**Provided passage**.
Composite Methods for Engineering Apomixis

Using the methods mentioned above, the introduction of apomixis into sexual plants has become a reality by combining the MiMe system with other genetic pathways that trigger the formation of uniparental embryos. Three composite methods (Figures 1CE) are currently in use for triggering apomixis in sexual plants. First, asexual propagation through engineered apomixis can be achieved by combining the MiMe triple mutant with the ectopic expression of rice OsBBM1 in egg cells (Khanday et al., 2019). Using this approach, offspring retaining the same ploidy as the mother plants can be obtained at frequencies of 11–29%. This apomixis is heritable through multiple generations of clones, as demonstrated by whole-genome sequencing. Second, diploid clonal progenies can be generated by crossing the GEM line with male or female MiMe triple mutant plants in Arabidopsis, reaching frequencies of 24% (MiMe as female) or 42% (MiMe as male). The diploid clonal progeny retains the heterozygosity of the MiMe parent, providing evidence of clonal reproduction (Marimuthu et al., 2011). Third, engineered apomixis can be introduced into rice by creating quadruple mutants using the CRISPR/Cas9 system: Osrec8 pair1 Ososd1 Osmatl (named Fix, for Fixation of hybrids; Wang et al., 2019) and Osspo11-1 Osrec8 Ososd1 Osmatl (named AOP, for Apomictic Offspring Producer; Xie et al., 2019), resulting in plants that propagate clonally through their seeds. In this third approach, unreduced clonal female gametes develop into embryos through haploid induction in the absence of the paternal genome. However, the Fix or AOP quadruple mutants display reduced fertility and a low haploid induction rate caused by the mutation in OsMATL; for example, the haploid induction rate in Fix is 4.7–9.5% (Wang et al., 2019; Xie et al., 2019).

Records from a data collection
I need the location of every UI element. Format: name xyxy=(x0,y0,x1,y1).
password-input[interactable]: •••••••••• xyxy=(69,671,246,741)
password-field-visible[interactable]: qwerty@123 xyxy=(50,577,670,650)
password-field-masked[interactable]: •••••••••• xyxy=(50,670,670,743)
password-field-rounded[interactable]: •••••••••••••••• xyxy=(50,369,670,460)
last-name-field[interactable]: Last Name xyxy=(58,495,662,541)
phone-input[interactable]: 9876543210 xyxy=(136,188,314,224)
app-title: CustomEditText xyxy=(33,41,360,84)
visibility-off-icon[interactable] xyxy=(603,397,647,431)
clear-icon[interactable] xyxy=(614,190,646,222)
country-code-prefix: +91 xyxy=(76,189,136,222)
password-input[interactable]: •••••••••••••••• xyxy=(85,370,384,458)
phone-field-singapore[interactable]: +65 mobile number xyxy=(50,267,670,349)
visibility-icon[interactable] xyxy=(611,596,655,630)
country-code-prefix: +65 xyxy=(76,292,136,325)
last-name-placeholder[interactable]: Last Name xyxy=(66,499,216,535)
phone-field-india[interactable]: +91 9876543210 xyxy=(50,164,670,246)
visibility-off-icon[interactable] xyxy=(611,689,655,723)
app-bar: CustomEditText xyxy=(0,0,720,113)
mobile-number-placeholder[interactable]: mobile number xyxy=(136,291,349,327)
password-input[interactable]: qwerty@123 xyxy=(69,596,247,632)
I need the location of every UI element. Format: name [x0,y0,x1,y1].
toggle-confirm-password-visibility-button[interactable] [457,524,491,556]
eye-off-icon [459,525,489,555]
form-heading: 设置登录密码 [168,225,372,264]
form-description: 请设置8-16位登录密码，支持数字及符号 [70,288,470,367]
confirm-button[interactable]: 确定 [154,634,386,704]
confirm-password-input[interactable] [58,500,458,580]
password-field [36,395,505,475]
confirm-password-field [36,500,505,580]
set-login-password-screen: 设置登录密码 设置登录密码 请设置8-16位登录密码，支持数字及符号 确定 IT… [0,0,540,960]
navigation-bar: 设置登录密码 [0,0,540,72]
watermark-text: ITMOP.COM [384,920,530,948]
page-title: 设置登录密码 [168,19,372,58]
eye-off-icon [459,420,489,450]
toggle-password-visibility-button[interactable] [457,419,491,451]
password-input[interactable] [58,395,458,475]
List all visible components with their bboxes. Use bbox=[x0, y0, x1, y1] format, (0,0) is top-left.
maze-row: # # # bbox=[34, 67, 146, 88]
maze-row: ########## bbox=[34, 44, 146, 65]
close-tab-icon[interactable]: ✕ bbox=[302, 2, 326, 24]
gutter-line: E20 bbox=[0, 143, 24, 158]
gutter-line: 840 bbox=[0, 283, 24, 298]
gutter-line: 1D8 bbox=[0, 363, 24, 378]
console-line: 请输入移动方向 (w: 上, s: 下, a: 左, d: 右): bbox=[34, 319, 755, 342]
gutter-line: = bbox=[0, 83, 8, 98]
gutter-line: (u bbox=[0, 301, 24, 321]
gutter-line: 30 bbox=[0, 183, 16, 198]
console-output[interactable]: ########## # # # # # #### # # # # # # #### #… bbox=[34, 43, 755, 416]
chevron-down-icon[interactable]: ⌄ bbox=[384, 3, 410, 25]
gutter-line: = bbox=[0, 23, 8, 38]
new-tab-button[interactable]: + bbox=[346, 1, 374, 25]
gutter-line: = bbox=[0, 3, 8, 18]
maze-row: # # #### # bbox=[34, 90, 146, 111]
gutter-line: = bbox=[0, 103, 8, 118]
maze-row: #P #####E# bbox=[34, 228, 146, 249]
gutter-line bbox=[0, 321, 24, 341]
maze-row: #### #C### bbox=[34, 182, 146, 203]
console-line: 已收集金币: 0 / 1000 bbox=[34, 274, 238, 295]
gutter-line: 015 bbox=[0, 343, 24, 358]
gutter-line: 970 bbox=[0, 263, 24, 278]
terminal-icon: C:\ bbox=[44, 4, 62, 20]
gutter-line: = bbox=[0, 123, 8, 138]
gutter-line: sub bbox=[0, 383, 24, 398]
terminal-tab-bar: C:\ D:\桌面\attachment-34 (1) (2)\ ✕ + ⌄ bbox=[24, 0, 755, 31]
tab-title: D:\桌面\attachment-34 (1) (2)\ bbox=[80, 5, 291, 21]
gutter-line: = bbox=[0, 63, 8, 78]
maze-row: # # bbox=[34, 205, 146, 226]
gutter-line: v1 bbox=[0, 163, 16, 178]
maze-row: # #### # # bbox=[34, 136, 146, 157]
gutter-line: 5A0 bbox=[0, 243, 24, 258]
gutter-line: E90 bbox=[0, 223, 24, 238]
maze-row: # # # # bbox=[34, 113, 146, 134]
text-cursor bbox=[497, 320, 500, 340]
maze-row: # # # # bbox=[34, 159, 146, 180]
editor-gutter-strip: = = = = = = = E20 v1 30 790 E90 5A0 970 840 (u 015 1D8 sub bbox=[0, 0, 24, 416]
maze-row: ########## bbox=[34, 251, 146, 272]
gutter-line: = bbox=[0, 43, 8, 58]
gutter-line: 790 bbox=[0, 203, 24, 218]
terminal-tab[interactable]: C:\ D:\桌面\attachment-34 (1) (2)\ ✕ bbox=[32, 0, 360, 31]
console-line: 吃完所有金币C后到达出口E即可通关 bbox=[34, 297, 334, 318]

**Assigned task 1**. List every source cited in the passage on engineering apomixis, giving each one's authors and year once.
**Assigned task 2**.
Answer these questions from the passage on engineering apomixis:
(a) At what frequencies does combining the MiMe triple mutant with OsBBM1 expression in egg cells yield offspring of the mother's ploidy?
(b) What frequency of diploid clonal progeny is reached when MiMe is used as the male in crosses with the GEM line?
(c) What does the name AOP stand for?

**Task response 1**.
Khanday et al., 2019
Marimuthu et al., 2011
Wang et al., 2019
Xie et al., 2019

**Task response 2**.
(a) 11–29%
(b) 42%
(c) Apomictic Offspring Producer